Exercise directions: Omit the pictures from the entries below and retype everything else exactly.

The data:
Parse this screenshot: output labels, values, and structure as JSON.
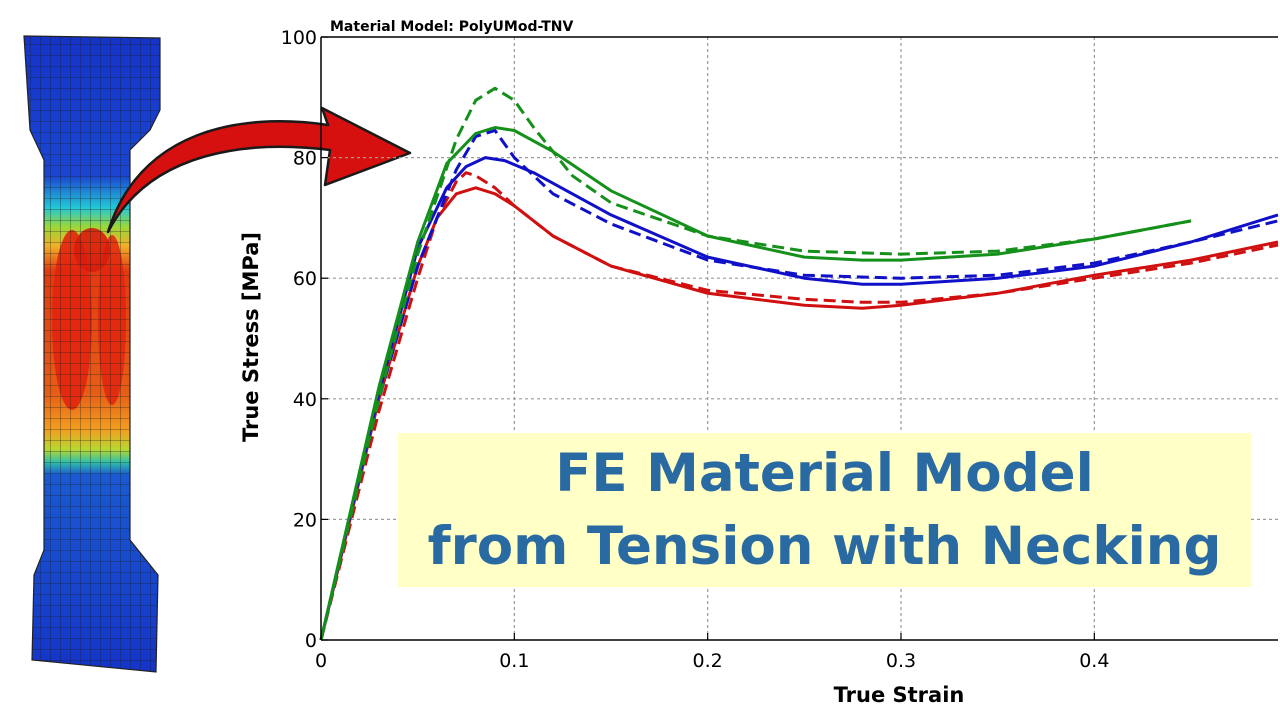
{
  "banner": {
    "line1": "FE Material Model",
    "line2": "from Tension with Necking"
  },
  "chart_data": {
    "type": "line",
    "title": "Material Model: PolyUMod-TNV",
    "xlabel": "True Strain",
    "ylabel": "True Stress [MPa]",
    "xlim": [
      0,
      0.495
    ],
    "ylim": [
      0,
      100
    ],
    "xticks": [
      0,
      0.1,
      0.2,
      0.3,
      0.4
    ],
    "xtick_labels": [
      "0",
      "0.1",
      "0.2",
      "0.3",
      "0.4"
    ],
    "yticks": [
      0,
      20,
      40,
      60,
      80,
      100
    ],
    "ytick_labels": [
      "0",
      "20",
      "40",
      "60",
      "80",
      "100"
    ],
    "grid": true,
    "legend": "none",
    "series": [
      {
        "color": "#d01010",
        "style": "solid",
        "x": [
          0,
          0.03,
          0.05,
          0.06,
          0.07,
          0.08,
          0.09,
          0.1,
          0.12,
          0.15,
          0.2,
          0.25,
          0.28,
          0.3,
          0.35,
          0.4,
          0.45,
          0.495
        ],
        "y": [
          0,
          40,
          62,
          70,
          74,
          75,
          74,
          72,
          67,
          62,
          57.5,
          55.5,
          55,
          55.5,
          57.5,
          60.5,
          63,
          66
        ]
      },
      {
        "color": "#d01010",
        "style": "dashed",
        "x": [
          0,
          0.03,
          0.05,
          0.06,
          0.07,
          0.075,
          0.08,
          0.09,
          0.1,
          0.12,
          0.15,
          0.2,
          0.25,
          0.28,
          0.3,
          0.35,
          0.4,
          0.45,
          0.495
        ],
        "y": [
          0,
          38,
          60,
          70,
          76,
          77.5,
          77,
          75,
          72,
          67,
          62,
          58,
          56.5,
          56,
          56,
          57.5,
          60,
          62.5,
          65.5
        ]
      },
      {
        "color": "#1010c8",
        "style": "solid",
        "x": [
          0,
          0.03,
          0.05,
          0.065,
          0.075,
          0.085,
          0.095,
          0.11,
          0.13,
          0.15,
          0.2,
          0.25,
          0.28,
          0.3,
          0.35,
          0.4,
          0.45,
          0.495
        ],
        "y": [
          0,
          41,
          65,
          75,
          78.5,
          80,
          79.5,
          77.5,
          74,
          70.5,
          63.5,
          60,
          59,
          59,
          60,
          62,
          66,
          70.5
        ]
      },
      {
        "color": "#1010c8",
        "style": "dashed",
        "x": [
          0,
          0.03,
          0.05,
          0.07,
          0.08,
          0.09,
          0.1,
          0.12,
          0.15,
          0.2,
          0.25,
          0.3,
          0.35,
          0.4,
          0.45,
          0.495
        ],
        "y": [
          0,
          40,
          62,
          78,
          83.5,
          84.5,
          80,
          74,
          69,
          63,
          60.5,
          60,
          60.5,
          62.5,
          66,
          69.5
        ]
      },
      {
        "color": "#15901a",
        "style": "solid",
        "x": [
          0,
          0.03,
          0.05,
          0.065,
          0.08,
          0.09,
          0.1,
          0.12,
          0.15,
          0.2,
          0.25,
          0.28,
          0.3,
          0.35,
          0.4,
          0.45
        ],
        "y": [
          0,
          42,
          66,
          79,
          84,
          85,
          84.5,
          81,
          74.5,
          67,
          63.5,
          63,
          63,
          64,
          66.5,
          69.5
        ]
      },
      {
        "color": "#15901a",
        "style": "dashed",
        "x": [
          0,
          0.03,
          0.05,
          0.07,
          0.08,
          0.09,
          0.1,
          0.11,
          0.13,
          0.15,
          0.2,
          0.25,
          0.3,
          0.35,
          0.4,
          0.45
        ],
        "y": [
          0,
          40,
          64,
          83,
          89.5,
          91.5,
          89.5,
          85,
          77,
          72.5,
          67,
          64.5,
          64,
          64.5,
          66.5,
          69.5
        ]
      }
    ]
  }
}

Output for this exercise:
Parse this screenshot: output labels, values, and structure as JSON.
{
  "banner": {
    "line1": "FE Material Model",
    "line2": "from Tension with Necking"
  },
  "chart_data": {
    "type": "line",
    "title": "Material Model: PolyUMod-TNV",
    "xlabel": "True Strain",
    "ylabel": "True Stress [MPa]",
    "xlim": [
      0,
      0.495
    ],
    "ylim": [
      0,
      100
    ],
    "xticks": [
      0,
      0.1,
      0.2,
      0.3,
      0.4
    ],
    "xtick_labels": [
      "0",
      "0.1",
      "0.2",
      "0.3",
      "0.4"
    ],
    "yticks": [
      0,
      20,
      40,
      60,
      80,
      100
    ],
    "ytick_labels": [
      "0",
      "20",
      "40",
      "60",
      "80",
      "100"
    ],
    "grid": true,
    "legend": "none",
    "series": [
      {
        "color": "#d01010",
        "style": "solid",
        "x": [
          0,
          0.03,
          0.05,
          0.06,
          0.07,
          0.08,
          0.09,
          0.1,
          0.12,
          0.15,
          0.2,
          0.25,
          0.28,
          0.3,
          0.35,
          0.4,
          0.45,
          0.495
        ],
        "y": [
          0,
          40,
          62,
          70,
          74,
          75,
          74,
          72,
          67,
          62,
          57.5,
          55.5,
          55,
          55.5,
          57.5,
          60.5,
          63,
          66
        ]
      },
      {
        "color": "#d01010",
        "style": "dashed",
        "x": [
          0,
          0.03,
          0.05,
          0.06,
          0.07,
          0.075,
          0.08,
          0.09,
          0.1,
          0.12,
          0.15,
          0.2,
          0.25,
          0.28,
          0.3,
          0.35,
          0.4,
          0.45,
          0.495
        ],
        "y": [
          0,
          38,
          60,
          70,
          76,
          77.5,
          77,
          75,
          72,
          67,
          62,
          58,
          56.5,
          56,
          56,
          57.5,
          60,
          62.5,
          65.5
        ]
      },
      {
        "color": "#1010c8",
        "style": "solid",
        "x": [
          0,
          0.03,
          0.05,
          0.065,
          0.075,
          0.085,
          0.095,
          0.11,
          0.13,
          0.15,
          0.2,
          0.25,
          0.28,
          0.3,
          0.35,
          0.4,
          0.45,
          0.495
        ],
        "y": [
          0,
          41,
          65,
          75,
          78.5,
          80,
          79.5,
          77.5,
          74,
          70.5,
          63.5,
          60,
          59,
          59,
          60,
          62,
          66,
          70.5
        ]
      },
      {
        "color": "#1010c8",
        "style": "dashed",
        "x": [
          0,
          0.03,
          0.05,
          0.07,
          0.08,
          0.09,
          0.1,
          0.12,
          0.15,
          0.2,
          0.25,
          0.3,
          0.35,
          0.4,
          0.45,
          0.495
        ],
        "y": [
          0,
          40,
          62,
          78,
          83.5,
          84.5,
          80,
          74,
          69,
          63,
          60.5,
          60,
          60.5,
          62.5,
          66,
          69.5
        ]
      },
      {
        "color": "#15901a",
        "style": "solid",
        "x": [
          0,
          0.03,
          0.05,
          0.065,
          0.08,
          0.09,
          0.1,
          0.12,
          0.15,
          0.2,
          0.25,
          0.28,
          0.3,
          0.35,
          0.4,
          0.45
        ],
        "y": [
          0,
          42,
          66,
          79,
          84,
          85,
          84.5,
          81,
          74.5,
          67,
          63.5,
          63,
          63,
          64,
          66.5,
          69.5
        ]
      },
      {
        "color": "#15901a",
        "style": "dashed",
        "x": [
          0,
          0.03,
          0.05,
          0.07,
          0.08,
          0.09,
          0.1,
          0.11,
          0.13,
          0.15,
          0.2,
          0.25,
          0.3,
          0.35,
          0.4,
          0.45
        ],
        "y": [
          0,
          40,
          64,
          83,
          89.5,
          91.5,
          89.5,
          85,
          77,
          72.5,
          67,
          64.5,
          64,
          64.5,
          66.5,
          69.5
        ]
      }
    ]
  }
}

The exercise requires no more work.